--- start ---

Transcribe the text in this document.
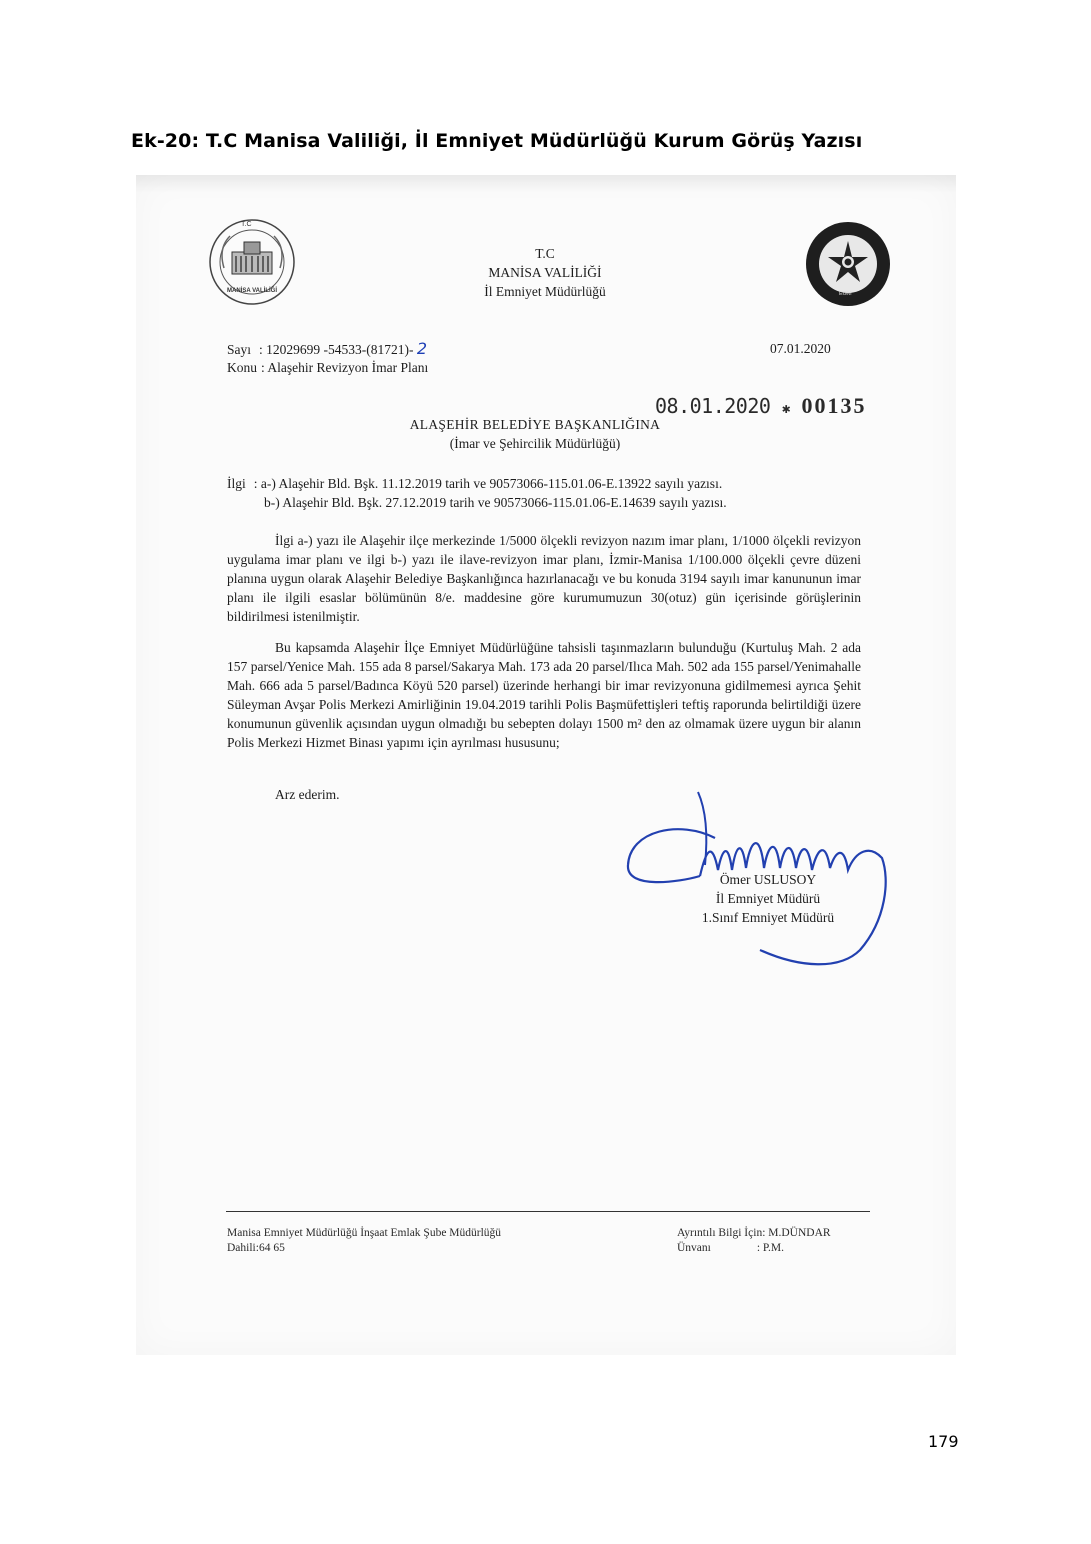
Ek-20: T.C Manisa Valiliği, İl Emniyet Müdürlüğü Kurum Görüş Yazısı
T.C
MANİSA VALİLİĞİ	EGM
T.C
MANİSA VALİLİĞİ
İl Emniyet Müdürlüğü
Sayı : 12029699 -54533-(81721)- 2
Konu : Alaşehir Revizyon İmar Planı
07.01.2020
08.01.2020 ✱ 00135
ALAŞEHİR BELEDİYE BAŞKANLIĞINA
(İmar ve Şehircilik Müdürlüğü)
İlgi : a-) Alaşehir Bld. Bşk. 11.12.2019 tarih ve 90573066-115.01.06-E.13922 sayılı yazısı.
b-) Alaşehir Bld. Bşk. 27.12.2019 tarih ve 90573066-115.01.06-E.14639 sayılı yazısı.
İlgi a-) yazı ile Alaşehir ilçe merkezinde 1/5000 ölçekli revizyon nazım imar planı, 1/1000 ölçekli revizyon uygulama imar planı ve ilgi b-) yazı ile ilave-revizyon imar planı, İzmir-Manisa 1/100.000 ölçekli çevre düzeni planına uygun olarak Alaşehir Belediye Başkanlığınca hazırlanacağı ve bu konuda 3194 sayılı imar kanununun imar planı ile ilgili esaslar bölümünün 8/e. maddesine göre kurumumuzun 30(otuz) gün içerisinde görüşlerinin bildirilmesi istenilmiştir.
Bu kapsamda Alaşehir İlçe Emniyet Müdürlüğüne tahsisli taşınmazların bulunduğu (Kurtuluş Mah. 2 ada 157 parsel/Yenice Mah. 155 ada 8 parsel/Sakarya Mah. 173 ada 20 parsel/Ilıca Mah. 502 ada 155 parsel/Yenimahalle Mah. 666 ada 5 parsel/Badınca Köyü 520 parsel) üzerinde herhangi bir imar revizyonuna gidilmemesi ayrıca Şehit Süleyman Avşar Polis Merkezi Amirliğinin 19.04.2019 tarihli Polis Başmüfettişleri teftiş raporunda belirtildiği üzere konumunun güvenlik açısından uygun olmadığı bu sebepten dolayı 1500 m² den az olmamak üzere uygun bir alanın Polis Merkezi Hizmet Binası yapımı için ayrılması hususunu;
Arz ederim.
Ömer USLUSOY
İl Emniyet Müdürü
1.Sınıf Emniyet Müdürü
Manisa Emniyet Müdürlüğü İnşaat Emlak Şube Müdürlüğü
Dahili:64 65
Ayrıntılı Bilgi İçin: M.DÜNDAR
Ünvanı	: P.M.
179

--- end ---

- [Task directions] With the pictures left out, transcribe the material exactly.

- [Right answer]
Transcribe the text in this document.
Ek-20: T.C Manisa Valiliği, İl Emniyet Müdürlüğü Kurum Görüş Yazısı
T.C
MANİSA VALİLİĞİ	EGM
T.C
MANİSA VALİLİĞİ
İl Emniyet Müdürlüğü
Sayı : 12029699 -54533-(81721)- 2
Konu : Alaşehir Revizyon İmar Planı
07.01.2020
08.01.2020 ✱ 00135
ALAŞEHİR BELEDİYE BAŞKANLIĞINA
(İmar ve Şehircilik Müdürlüğü)
İlgi : a-) Alaşehir Bld. Bşk. 11.12.2019 tarih ve 90573066-115.01.06-E.13922 sayılı yazısı.
b-) Alaşehir Bld. Bşk. 27.12.2019 tarih ve 90573066-115.01.06-E.14639 sayılı yazısı.
İlgi a-) yazı ile Alaşehir ilçe merkezinde 1/5000 ölçekli revizyon nazım imar planı, 1/1000 ölçekli revizyon uygulama imar planı ve ilgi b-) yazı ile ilave-revizyon imar planı, İzmir-Manisa 1/100.000 ölçekli çevre düzeni planına uygun olarak Alaşehir Belediye Başkanlığınca hazırlanacağı ve bu konuda 3194 sayılı imar kanununun imar planı ile ilgili esaslar bölümünün 8/e. maddesine göre kurumumuzun 30(otuz) gün içerisinde görüşlerinin bildirilmesi istenilmiştir.
Bu kapsamda Alaşehir İlçe Emniyet Müdürlüğüne tahsisli taşınmazların bulunduğu (Kurtuluş Mah. 2 ada 157 parsel/Yenice Mah. 155 ada 8 parsel/Sakarya Mah. 173 ada 20 parsel/Ilıca Mah. 502 ada 155 parsel/Yenimahalle Mah. 666 ada 5 parsel/Badınca Köyü 520 parsel) üzerinde herhangi bir imar revizyonuna gidilmemesi ayrıca Şehit Süleyman Avşar Polis Merkezi Amirliğinin 19.04.2019 tarihli Polis Başmüfettişleri teftiş raporunda belirtildiği üzere konumunun güvenlik açısından uygun olmadığı bu sebepten dolayı 1500 m² den az olmamak üzere uygun bir alanın Polis Merkezi Hizmet Binası yapımı için ayrılması hususunu;
Arz ederim.
Ömer USLUSOY
İl Emniyet Müdürü
1.Sınıf Emniyet Müdürü
Manisa Emniyet Müdürlüğü İnşaat Emlak Şube Müdürlüğü
Dahili:64 65
Ayrıntılı Bilgi İçin: M.DÜNDAR
Ünvanı	: P.M.
179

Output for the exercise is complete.